Document extract>
The "gist of the question of standing" is whether the party seeking relief has "alleged such a personal stake in the outcome of the controversy as to assure that concrete adverseness which sharpens the presentation of issues upon which the court so largely depends for illumination of difficult constitutional questions." Baker v. Carr, 369 U.S. 186, 204, [82 S. Ct. 691, 7 L. Ed. 2d 663] (1962).

 392 U.S. at p. 99, 88 S. Ct. at p. 1952. Standing does not contemplate what a plaintiff's legally protected interests may be on the merits or whether the controversy is otherwise justiciable but only "whether the person whose standing is challenged is a proper party to request an adjudication of a particular issue." Flast v. Cohen, supra, 392 U.S. at 99-100, 88 S. Ct. at 1952.

 The United States Court of Appeals for the Third Circuit has devised the "injury in fact" test for determining whether a particular plaintiff's Complaint confirms with the dictates of Article III. In Shannon v. HUD, 436 F.2d 809 (3rd Cir. 1970), the Court granted standing to plaintiffs, who were residents, businessmen, and representatives of civic groups challenging the approval of a housing project site on the grounds that HUD did not, and had no means by which to, consider its effects on community racial concentration. The Court in rejecting defendants' argument that plaintiffs' interest was too remote, held:

 
The defendants point out that the instant plaintiffs are neither displaced residents nor potential occupants and that the HUD action which they challenge was not taken under the Model Cities statute. Such persons, they say, have too remote an interest to confer standing on them to challenge these administrative actions. We do not agree. Certainly, the dispute which they seek to have adjudicated will be presented in an adversary context. Flast v. Cohen, 392 U.S. 83, 101, 88 S. Ct. 1942, 20 L. Ed. 2d 947 (1968). The test, for Article III purposes, is whether or not plaintiffs allege injury in fact. They do indeed. They allege that the concentration of lower income black residents in a 221(d)(3) rent supplement project in their neighborhood will adversely affect not only their investments in homes and businesses, but even the very quality of their daily lives.

Given problem>
Say whether each statement agrees with the passage on standing, answering yes or no and quoting the words of the passage that decide it. 1. The plaintiffs in Shannon v. HUD included residents, businessmen, and representatives of civic groups. 2. The court agreed with the defendants that the plaintiffs' interest was too remote. 3. Standing looks at what a plaintiff's legally protected interests may be on the merits. The listing after this passage on standing is separate material with no tie to it.

Provided data>

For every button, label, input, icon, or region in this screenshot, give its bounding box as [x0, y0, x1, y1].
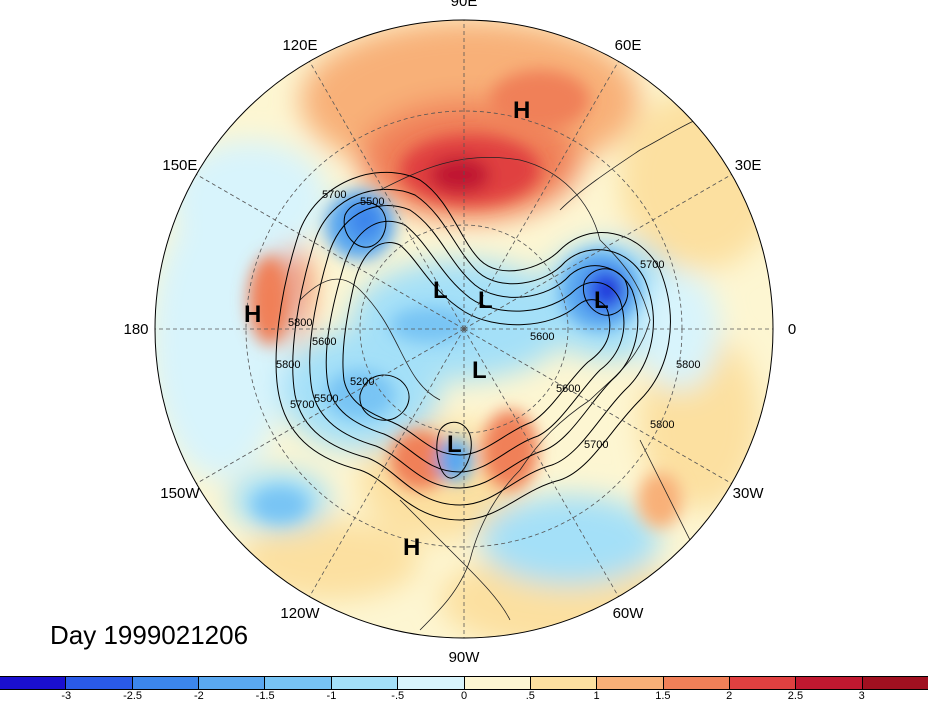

Answer to the exercise>
1. Yes: "who were residents, businessmen, and representatives of civic groups"
2. No: "We do not agree."
3. No: "Standing does not contemplate what a plaintiff's legally protected interests may be on the merits"